> **SHORT PROBLEM**
From the entries below, copy every line where the string "this" appears.

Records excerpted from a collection
★ ★ ★ ★ ★
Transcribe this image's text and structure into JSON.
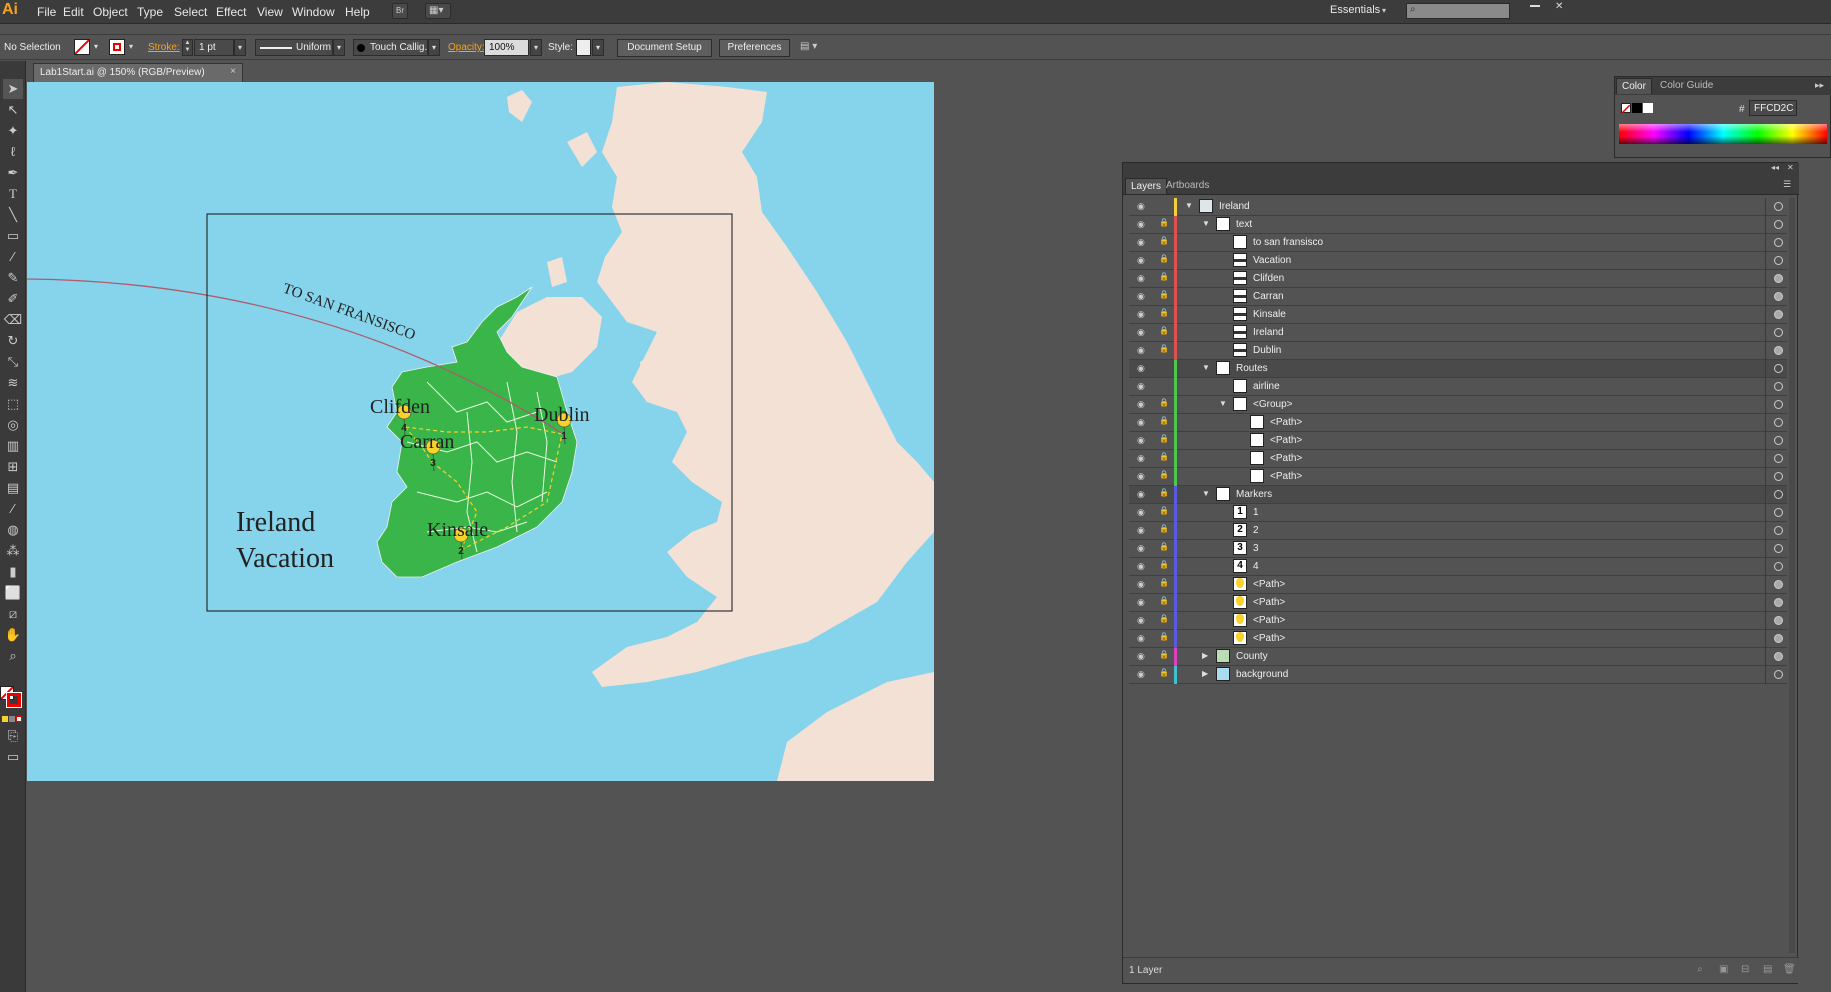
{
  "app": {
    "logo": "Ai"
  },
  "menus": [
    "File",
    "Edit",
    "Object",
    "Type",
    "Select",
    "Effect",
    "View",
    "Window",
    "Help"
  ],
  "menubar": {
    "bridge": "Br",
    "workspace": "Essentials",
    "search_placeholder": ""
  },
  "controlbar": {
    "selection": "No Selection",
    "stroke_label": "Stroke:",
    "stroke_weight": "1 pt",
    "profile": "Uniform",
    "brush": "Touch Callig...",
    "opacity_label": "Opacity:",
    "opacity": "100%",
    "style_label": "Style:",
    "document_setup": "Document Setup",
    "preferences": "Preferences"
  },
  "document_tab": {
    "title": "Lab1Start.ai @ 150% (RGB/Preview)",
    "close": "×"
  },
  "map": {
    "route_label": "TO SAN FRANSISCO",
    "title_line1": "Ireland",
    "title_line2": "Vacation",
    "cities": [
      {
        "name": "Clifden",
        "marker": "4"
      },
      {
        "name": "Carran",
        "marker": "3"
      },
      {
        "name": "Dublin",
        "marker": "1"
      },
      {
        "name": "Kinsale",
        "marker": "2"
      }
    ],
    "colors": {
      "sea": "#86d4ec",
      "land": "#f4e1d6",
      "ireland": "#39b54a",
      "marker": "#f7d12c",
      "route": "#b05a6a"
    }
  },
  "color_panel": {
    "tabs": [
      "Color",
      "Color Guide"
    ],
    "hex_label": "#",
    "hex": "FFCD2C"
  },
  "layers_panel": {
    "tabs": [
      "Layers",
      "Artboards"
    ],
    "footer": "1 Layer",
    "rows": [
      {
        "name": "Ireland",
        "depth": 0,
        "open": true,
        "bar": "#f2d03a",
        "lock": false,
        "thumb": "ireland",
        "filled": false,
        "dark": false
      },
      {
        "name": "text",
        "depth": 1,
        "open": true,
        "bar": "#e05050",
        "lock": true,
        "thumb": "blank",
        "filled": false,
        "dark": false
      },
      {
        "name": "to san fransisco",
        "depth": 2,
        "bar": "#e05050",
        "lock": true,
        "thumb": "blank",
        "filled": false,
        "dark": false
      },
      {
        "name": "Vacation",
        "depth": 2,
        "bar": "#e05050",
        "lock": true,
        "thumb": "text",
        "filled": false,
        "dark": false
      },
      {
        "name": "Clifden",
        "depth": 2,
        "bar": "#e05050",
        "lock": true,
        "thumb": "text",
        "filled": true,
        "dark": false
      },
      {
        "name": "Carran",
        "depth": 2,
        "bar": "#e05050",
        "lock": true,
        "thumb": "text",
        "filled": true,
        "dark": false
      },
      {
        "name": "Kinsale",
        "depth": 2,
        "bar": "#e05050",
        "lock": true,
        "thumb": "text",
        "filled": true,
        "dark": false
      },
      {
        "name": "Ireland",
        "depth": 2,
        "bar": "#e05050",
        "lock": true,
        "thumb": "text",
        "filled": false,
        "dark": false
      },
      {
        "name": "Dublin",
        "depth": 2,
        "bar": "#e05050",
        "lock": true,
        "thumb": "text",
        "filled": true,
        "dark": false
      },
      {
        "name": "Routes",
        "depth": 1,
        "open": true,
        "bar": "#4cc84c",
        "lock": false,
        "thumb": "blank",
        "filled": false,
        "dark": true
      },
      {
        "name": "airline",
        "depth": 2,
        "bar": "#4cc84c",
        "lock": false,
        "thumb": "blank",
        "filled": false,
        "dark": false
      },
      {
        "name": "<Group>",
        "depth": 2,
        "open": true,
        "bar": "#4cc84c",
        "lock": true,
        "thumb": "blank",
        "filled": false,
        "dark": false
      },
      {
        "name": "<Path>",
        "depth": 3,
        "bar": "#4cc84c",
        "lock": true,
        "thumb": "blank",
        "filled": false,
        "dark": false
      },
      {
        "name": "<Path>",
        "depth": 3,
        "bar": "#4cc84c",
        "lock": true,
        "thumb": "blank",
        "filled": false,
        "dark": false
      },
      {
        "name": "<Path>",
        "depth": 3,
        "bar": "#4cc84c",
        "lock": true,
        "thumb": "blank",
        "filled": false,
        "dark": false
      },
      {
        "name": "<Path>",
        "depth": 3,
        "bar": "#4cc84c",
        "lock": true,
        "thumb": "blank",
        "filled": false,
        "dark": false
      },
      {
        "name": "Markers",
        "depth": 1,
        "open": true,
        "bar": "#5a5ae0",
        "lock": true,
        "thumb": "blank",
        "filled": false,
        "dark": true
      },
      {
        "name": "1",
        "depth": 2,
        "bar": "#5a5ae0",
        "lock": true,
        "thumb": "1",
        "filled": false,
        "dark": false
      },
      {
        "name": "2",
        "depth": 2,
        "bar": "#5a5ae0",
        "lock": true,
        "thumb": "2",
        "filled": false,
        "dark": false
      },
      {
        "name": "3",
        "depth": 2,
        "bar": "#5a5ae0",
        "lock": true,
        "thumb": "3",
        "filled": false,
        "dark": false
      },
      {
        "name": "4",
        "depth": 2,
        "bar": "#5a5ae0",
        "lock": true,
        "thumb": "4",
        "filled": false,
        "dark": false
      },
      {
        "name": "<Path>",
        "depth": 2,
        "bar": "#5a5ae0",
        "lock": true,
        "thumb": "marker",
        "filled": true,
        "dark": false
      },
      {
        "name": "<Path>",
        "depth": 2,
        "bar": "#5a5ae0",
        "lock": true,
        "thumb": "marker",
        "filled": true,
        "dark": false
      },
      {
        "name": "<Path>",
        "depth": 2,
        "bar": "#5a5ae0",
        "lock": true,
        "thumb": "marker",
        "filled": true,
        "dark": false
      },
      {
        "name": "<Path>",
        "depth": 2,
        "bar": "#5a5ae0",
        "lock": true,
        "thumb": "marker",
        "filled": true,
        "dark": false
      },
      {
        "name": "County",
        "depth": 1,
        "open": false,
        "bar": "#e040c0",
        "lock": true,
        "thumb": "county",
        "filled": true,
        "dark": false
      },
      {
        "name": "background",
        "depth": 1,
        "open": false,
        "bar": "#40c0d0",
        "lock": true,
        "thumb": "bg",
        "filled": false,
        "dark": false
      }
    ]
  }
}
★ ★ ★ ★ ★
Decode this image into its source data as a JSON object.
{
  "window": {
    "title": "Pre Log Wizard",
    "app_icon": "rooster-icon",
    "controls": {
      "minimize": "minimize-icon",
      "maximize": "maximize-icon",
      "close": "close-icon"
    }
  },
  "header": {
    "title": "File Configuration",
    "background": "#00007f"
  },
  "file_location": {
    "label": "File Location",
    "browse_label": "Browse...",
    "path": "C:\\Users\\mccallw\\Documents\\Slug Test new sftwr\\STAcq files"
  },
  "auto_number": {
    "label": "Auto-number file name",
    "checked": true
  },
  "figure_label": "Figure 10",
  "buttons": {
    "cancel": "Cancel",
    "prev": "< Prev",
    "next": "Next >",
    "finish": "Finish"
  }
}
★ ★ ★ ★ ★
> **OUTPUT BELOW**
Transcribe this image's text and structure into JSON.
Decode this image into its source data as a JSON object.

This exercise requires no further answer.